▸ TASK GOAL:
In the essay about the brother below, copy the passage starting with "The day my brother died was" and going on through "dark day since.", replacing "funeral" with "memorial service" wherever it occurs.

# Start of READING PASSAGE

The Last Time I Saw My Brother (On Being Thankful)

The last time I saw my brother was over dinner at a Cracker Barrel on I-65. He was headed home for Thanksgiving, and I was sad I wasn’t. He wore a grey Freed-Hardeman sweatshirt, glasses, a baseball hat. He slumped at the far end of our table, a crooked grin plastered across his already-tired face.

I can’t remember what we talked about. I only remember dropping heavy-handed hints about how “I sure would love a sweatshirt like that” and him lecturing me on the appropriate way for a girl to wear a sweatshirt so she didn’t look homeless or pregnant.

The only reason I remember that conversation is that we pulled a brand-new, size small sweatshirt (just like the one I’d asked for) from his totaled car a few weeks later. It’s in my drawer now. I hardly ever wear it. It is, and has always been, uncomfortable. We ladies like our sweatshirts big and cozy—even if we do look homeless and pregnant.

Today is Thanksgiving—twelve years since that Thanksgiving—and I’d wear that stupid sweatshirt, today and every day forever, if it meant I could see my brother again for just five minutes.

***

The day my brother died was the worst day of my life. I awoke to the call and walked through a nightmare for the next, I don’t know, year? It took me twenty four hours to get to my parents, every second of those hours an empty eternity. We planned a funeral for a twenty year old, and while there were beautiful moments, it was still a funeral for my little brother and it was exactly as terrible as you’d imagine. We went to New York as a family to recover after everything had died down and accidentally ended up in Les Miserables bawling our eyes out.

Even now, I see all of December 2003 through the filter of tears.

You can understand...

I hope you’ll understand this, too: I thanked God the day my brother died and have every dark day since.

***

Here are eight things I thank God for about December 13, 2002:

  1. That my brother was close to home when he died
  2. That he’d said goodbye to all his friends and moved his stuff out of his dorm room because he was moving to Florida
  3. That no other cars were involved in the accident
  4. That he died upon impact with the tree, likely without even waking up, and no one had to make any hard decisions about life support
  5. That even though my dad cosigned my brother’s student loans nobody had to pay them
  6. That I was married to my best friend and my brother’s best friend, too, and we could hold hands on the plane while we cried
  7. That I knew where my brother was
  8. That I knew I’d see him again

The Apostle Paul wrote to the Thessalonians, “Rejoice always, pray continually, give thanks in all circumstances; for this is God’s will for you in Christ Jesus.”

# End of READING PASSAGE
# Start of GIVEN DATA

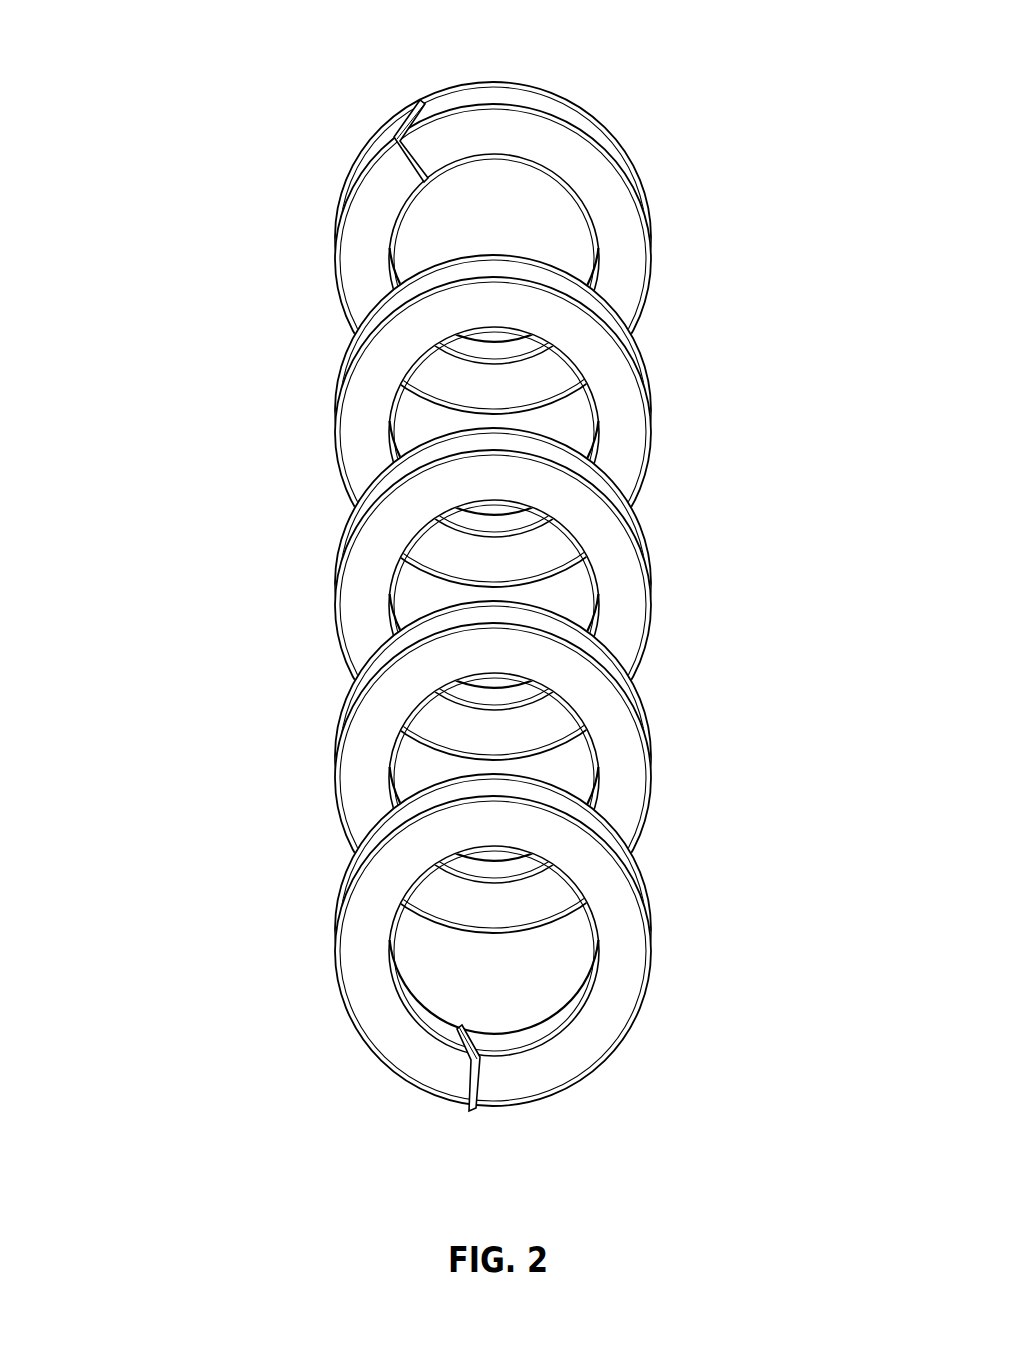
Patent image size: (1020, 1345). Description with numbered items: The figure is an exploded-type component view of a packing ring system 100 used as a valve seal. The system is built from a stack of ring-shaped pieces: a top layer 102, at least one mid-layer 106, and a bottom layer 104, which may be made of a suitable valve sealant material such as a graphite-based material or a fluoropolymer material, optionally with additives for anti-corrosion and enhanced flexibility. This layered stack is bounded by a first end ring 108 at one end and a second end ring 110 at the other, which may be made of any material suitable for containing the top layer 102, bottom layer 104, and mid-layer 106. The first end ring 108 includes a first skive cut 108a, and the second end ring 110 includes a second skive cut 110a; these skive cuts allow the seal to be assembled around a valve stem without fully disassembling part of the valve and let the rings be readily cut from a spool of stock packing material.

# End of GIVEN DATA

▸ TASK ANSWER:
The day my brother died was the worst day of my life. I awoke to the call and walked through a nightmare for the next, I don’t know, year? It took me twenty four hours to get to my parents, every second of those hours an empty eternity. We planned a memorial service for a twenty year old, and while there were beautiful moments, it was still a memorial service for my little brother and it was exactly as terrible as you’d imagine. We went to New York as a family to recover after everything had died down and accidentally ended up in Les Miserables bawling our eyes out.

Even now, I see all of December 2003 through the filter of tears.

You can understand...

I hope you’ll understand this, too: I thanked God the day my brother died and have every dark day since.